> [Your task] Reproduce each record exactly.

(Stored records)

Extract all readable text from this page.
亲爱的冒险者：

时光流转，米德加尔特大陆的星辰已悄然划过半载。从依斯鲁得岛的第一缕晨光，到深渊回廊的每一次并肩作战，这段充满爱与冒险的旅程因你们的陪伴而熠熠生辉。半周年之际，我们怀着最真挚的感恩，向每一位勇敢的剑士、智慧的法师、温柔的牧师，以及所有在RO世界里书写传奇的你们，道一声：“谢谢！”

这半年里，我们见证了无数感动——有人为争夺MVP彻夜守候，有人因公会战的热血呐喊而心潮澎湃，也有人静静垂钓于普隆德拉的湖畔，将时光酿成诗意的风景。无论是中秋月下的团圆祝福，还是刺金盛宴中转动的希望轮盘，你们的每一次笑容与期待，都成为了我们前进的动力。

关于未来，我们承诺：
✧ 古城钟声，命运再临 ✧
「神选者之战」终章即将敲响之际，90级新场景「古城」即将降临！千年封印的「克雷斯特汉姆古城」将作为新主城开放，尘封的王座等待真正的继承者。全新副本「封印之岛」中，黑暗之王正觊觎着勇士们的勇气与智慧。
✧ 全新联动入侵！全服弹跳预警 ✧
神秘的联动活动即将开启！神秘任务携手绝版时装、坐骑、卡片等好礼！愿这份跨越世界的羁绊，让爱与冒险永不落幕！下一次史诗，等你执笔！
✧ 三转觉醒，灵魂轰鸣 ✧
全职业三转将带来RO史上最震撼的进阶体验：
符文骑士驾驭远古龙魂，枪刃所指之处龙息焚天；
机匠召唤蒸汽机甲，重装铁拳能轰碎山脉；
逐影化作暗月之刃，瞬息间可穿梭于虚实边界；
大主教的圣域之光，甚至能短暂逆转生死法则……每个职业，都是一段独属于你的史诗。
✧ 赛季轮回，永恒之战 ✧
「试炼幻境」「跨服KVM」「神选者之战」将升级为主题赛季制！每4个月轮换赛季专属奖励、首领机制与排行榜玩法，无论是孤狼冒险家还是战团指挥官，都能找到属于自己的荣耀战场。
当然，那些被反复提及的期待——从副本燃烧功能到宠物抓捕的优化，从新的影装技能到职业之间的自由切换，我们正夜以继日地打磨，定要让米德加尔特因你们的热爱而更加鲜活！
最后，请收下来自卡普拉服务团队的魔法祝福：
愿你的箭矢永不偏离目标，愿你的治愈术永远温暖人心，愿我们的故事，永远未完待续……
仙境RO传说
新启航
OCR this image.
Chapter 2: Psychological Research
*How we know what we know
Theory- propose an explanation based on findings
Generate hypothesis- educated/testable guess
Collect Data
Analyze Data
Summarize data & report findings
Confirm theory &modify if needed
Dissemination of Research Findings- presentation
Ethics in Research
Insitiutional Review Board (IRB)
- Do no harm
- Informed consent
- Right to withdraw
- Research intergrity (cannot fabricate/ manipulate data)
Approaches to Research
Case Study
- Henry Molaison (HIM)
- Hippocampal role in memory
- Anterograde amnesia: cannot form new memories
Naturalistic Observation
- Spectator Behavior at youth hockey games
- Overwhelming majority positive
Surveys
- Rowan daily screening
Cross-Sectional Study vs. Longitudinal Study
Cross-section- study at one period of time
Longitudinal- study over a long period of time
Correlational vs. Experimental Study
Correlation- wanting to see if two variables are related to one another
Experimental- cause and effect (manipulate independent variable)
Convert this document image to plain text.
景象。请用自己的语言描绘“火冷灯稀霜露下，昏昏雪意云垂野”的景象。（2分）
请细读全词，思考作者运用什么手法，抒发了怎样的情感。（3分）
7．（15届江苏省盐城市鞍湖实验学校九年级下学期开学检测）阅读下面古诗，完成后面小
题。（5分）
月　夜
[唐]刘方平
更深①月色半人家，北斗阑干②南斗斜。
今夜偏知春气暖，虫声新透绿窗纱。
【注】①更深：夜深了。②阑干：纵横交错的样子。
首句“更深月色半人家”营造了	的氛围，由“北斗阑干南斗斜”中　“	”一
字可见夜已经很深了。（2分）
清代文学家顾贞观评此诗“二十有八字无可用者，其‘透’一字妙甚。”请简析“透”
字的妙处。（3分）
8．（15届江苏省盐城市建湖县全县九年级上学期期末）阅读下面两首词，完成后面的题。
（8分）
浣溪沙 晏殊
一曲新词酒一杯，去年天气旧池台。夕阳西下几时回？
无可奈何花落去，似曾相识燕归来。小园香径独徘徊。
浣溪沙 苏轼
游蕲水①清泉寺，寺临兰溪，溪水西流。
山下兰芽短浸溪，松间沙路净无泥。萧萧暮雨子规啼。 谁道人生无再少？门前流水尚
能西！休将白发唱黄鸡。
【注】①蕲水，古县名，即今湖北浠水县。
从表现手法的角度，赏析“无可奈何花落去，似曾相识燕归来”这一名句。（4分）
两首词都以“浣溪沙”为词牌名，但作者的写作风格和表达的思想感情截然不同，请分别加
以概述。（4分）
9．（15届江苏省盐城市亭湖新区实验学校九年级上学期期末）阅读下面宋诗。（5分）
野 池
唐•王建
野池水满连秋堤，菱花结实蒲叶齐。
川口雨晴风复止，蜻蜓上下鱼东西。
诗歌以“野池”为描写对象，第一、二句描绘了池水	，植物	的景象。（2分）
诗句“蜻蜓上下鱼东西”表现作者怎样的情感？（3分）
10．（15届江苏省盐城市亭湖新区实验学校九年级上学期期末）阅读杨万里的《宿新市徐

> [Result of the task]
Extract all readable text from this page.
亲爱的冒险者：

时光流转，米德加尔特大陆的星辰已悄然划过半载。从依斯鲁得岛的第一缕晨光，到深渊回廊的每一次并肩作战，这段充满爱与冒险的旅程因你们的陪伴而熠熠生辉。半周年之际，我们怀着最真挚的感恩，向每一位勇敢的剑士、智慧的法师、温柔的牧师，以及所有在RO世界里书写传奇的你们，道一声：“谢谢！”

这半年里，我们见证了无数感动——有人为争夺MVP彻夜守候，有人因公会战的热血呐喊而心潮澎湃，也有人静静垂钓于普隆德拉的湖畔，将时光酿成诗意的风景。无论是中秋月下的团圆祝福，还是刺金盛宴中转动的希望轮盘，你们的每一次笑容与期待，都成为了我们前进的动力。

关于未来，我们承诺：
✧ 古城钟声，命运再临 ✧
「神选者之战」终章即将敲响之际，90级新场景「古城」即将降临！千年封印的「克雷斯特汉姆古城」将作为新主城开放，尘封的王座等待真正的继承者。全新副本「封印之岛」中，黑暗之王正觊觎着勇士们的勇气与智慧。
✧ 全新联动入侵！全服弹跳预警 ✧
神秘的联动活动即将开启！神秘任务携手绝版时装、坐骑、卡片等好礼！愿这份跨越世界的羁绊，让爱与冒险永不落幕！下一次史诗，等你执笔！
✧ 三转觉醒，灵魂轰鸣 ✧
全职业三转将带来RO史上最震撼的进阶体验：
符文骑士驾驭远古龙魂，枪刃所指之处龙息焚天；
机匠召唤蒸汽机甲，重装铁拳能轰碎山脉；
逐影化作暗月之刃，瞬息间可穿梭于虚实边界；
大主教的圣域之光，甚至能短暂逆转生死法则……每个职业，都是一段独属于你的史诗。
✧ 赛季轮回，永恒之战 ✧
「试炼幻境」「跨服KVM」「神选者之战」将升级为主题赛季制！每4个月轮换赛季专属奖励、首领机制与排行榜玩法，无论是孤狼冒险家还是战团指挥官，都能找到属于自己的荣耀战场。
当然，那些被反复提及的期待——从副本燃烧功能到宠物抓捕的优化，从新的影装技能到职业之间的自由切换，我们正夜以继日地打磨，定要让米德加尔特因你们的热爱而更加鲜活！
最后，请收下来自卡普拉服务团队的魔法祝福：
愿你的箭矢永不偏离目标，愿你的治愈术永远温暖人心，愿我们的故事，永远未完待续……
仙境RO传说
新启航
OCR this image.
Chapter 2: Psychological Research
*How we know what we know
Theory- propose an explanation based on findings
Generate hypothesis- educated/testable guess
Collect Data
Analyze Data
Summarize data & report findings
Confirm theory &modify if needed
Dissemination of Research Findings- presentation
Ethics in Research
Insitiutional Review Board (IRB)
- Do no harm
- Informed consent
- Right to withdraw
- Research intergrity (cannot fabricate/ manipulate data)
Approaches to Research
Case Study
- Henry Molaison (HIM)
- Hippocampal role in memory
- Anterograde amnesia: cannot form new memories
Naturalistic Observation
- Spectator Behavior at youth hockey games
- Overwhelming majority positive
Surveys
- Rowan daily screening
Cross-Sectional Study vs. Longitudinal Study
Cross-section- study at one period of time
Longitudinal- study over a long period of time
Correlational vs. Experimental Study
Correlation- wanting to see if two variables are related to one another
Experimental- cause and effect (manipulate independent variable)
Convert this document image to plain text.
景象。请用自己的语言描绘“火冷灯稀霜露下，昏昏雪意云垂野”的景象。（2分）
请细读全词，思考作者运用什么手法，抒发了怎样的情感。（3分）
7．（15届江苏省盐城市鞍湖实验学校九年级下学期开学检测）阅读下面古诗，完成后面小
题。（5分）
月　夜
[唐]刘方平
更深①月色半人家，北斗阑干②南斗斜。
今夜偏知春气暖，虫声新透绿窗纱。
【注】①更深：夜深了。②阑干：纵横交错的样子。
首句“更深月色半人家”营造了	的氛围，由“北斗阑干南斗斜”中　“	”一
字可见夜已经很深了。（2分）
清代文学家顾贞观评此诗“二十有八字无可用者，其‘透’一字妙甚。”请简析“透”
字的妙处。（3分）
8．（15届江苏省盐城市建湖县全县九年级上学期期末）阅读下面两首词，完成后面的题。
（8分）
浣溪沙 晏殊
一曲新词酒一杯，去年天气旧池台。夕阳西下几时回？
无可奈何花落去，似曾相识燕归来。小园香径独徘徊。
浣溪沙 苏轼
游蕲水①清泉寺，寺临兰溪，溪水西流。
山下兰芽短浸溪，松间沙路净无泥。萧萧暮雨子规啼。 谁道人生无再少？门前流水尚
能西！休将白发唱黄鸡。
【注】①蕲水，古县名，即今湖北浠水县。
从表现手法的角度，赏析“无可奈何花落去，似曾相识燕归来”这一名句。（4分）
两首词都以“浣溪沙”为词牌名，但作者的写作风格和表达的思想感情截然不同，请分别加
以概述。（4分）
9．（15届江苏省盐城市亭湖新区实验学校九年级上学期期末）阅读下面宋诗。（5分）
野 池
唐•王建
野池水满连秋堤，菱花结实蒲叶齐。
川口雨晴风复止，蜻蜓上下鱼东西。
诗歌以“野池”为描写对象，第一、二句描绘了池水	，植物	的景象。（2分）
诗句“蜻蜓上下鱼东西”表现作者怎样的情感？（3分）
10．（15届江苏省盐城市亭湖新区实验学校九年级上学期期末）阅读杨万里的《宿新市徐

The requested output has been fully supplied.